MATERIALS PROVIDED START

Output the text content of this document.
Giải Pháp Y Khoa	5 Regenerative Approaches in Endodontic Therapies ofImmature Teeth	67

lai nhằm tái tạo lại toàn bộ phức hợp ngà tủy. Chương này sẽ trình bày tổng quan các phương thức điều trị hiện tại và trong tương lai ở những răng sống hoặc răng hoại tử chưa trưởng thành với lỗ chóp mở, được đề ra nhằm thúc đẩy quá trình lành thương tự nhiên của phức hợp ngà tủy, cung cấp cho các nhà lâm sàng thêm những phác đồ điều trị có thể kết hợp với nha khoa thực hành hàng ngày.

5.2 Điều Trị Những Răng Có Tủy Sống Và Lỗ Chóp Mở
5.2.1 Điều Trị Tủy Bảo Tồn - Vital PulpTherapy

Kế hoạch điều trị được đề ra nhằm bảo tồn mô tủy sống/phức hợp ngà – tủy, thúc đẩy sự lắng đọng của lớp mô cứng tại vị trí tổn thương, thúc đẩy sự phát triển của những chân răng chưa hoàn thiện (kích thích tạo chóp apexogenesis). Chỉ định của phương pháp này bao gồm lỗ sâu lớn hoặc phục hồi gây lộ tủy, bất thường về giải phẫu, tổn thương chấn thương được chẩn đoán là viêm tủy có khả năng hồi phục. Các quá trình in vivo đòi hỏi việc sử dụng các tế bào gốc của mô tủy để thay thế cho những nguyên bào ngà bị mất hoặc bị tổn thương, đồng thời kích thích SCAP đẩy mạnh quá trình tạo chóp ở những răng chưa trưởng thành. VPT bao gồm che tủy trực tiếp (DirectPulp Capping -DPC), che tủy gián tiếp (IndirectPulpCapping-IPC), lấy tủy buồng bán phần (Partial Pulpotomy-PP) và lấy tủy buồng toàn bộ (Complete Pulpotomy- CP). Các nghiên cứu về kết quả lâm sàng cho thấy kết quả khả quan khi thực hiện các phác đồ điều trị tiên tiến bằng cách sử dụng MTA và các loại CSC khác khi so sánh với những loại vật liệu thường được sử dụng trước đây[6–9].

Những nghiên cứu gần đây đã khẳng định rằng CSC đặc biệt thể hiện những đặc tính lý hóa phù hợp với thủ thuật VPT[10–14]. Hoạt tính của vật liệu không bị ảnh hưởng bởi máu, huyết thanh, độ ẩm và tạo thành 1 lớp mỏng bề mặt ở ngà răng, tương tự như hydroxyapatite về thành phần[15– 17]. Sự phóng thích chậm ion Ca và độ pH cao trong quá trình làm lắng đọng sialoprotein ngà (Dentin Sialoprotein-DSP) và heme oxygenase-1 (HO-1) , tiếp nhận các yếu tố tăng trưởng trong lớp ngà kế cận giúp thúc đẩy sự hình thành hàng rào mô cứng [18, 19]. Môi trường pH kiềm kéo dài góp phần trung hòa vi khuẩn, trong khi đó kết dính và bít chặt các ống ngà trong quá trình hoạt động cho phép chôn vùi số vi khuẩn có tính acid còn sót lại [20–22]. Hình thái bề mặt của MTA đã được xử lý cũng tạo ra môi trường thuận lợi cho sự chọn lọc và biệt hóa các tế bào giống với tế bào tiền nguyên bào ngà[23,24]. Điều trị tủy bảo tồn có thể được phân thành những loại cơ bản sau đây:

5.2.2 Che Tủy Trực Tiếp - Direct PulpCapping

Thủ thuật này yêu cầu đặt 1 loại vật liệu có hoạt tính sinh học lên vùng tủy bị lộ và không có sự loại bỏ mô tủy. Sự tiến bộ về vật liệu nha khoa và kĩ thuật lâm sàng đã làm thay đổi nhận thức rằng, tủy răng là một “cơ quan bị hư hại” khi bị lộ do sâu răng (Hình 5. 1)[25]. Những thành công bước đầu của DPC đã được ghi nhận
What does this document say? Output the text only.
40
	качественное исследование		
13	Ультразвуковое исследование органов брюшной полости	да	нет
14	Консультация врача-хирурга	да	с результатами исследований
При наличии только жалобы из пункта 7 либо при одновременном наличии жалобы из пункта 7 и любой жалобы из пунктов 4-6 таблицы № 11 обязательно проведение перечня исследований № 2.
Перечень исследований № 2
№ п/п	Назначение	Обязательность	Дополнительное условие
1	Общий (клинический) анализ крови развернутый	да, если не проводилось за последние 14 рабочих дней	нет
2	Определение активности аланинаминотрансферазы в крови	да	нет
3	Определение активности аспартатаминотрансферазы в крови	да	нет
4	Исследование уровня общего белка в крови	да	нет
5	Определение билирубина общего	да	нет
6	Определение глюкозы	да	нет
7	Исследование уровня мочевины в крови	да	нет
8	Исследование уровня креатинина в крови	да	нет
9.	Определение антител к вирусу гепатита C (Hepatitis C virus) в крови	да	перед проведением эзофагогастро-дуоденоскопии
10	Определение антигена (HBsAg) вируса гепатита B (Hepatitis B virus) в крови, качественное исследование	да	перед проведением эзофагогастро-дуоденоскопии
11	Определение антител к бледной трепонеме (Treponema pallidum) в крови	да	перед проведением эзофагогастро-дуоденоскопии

MATERIALS PROVIDED END

Look over the listing. Pull out every line with the string "document" in it.

# [RESPONSE]
Output the text content of this document.
What does this document say? Output the text only.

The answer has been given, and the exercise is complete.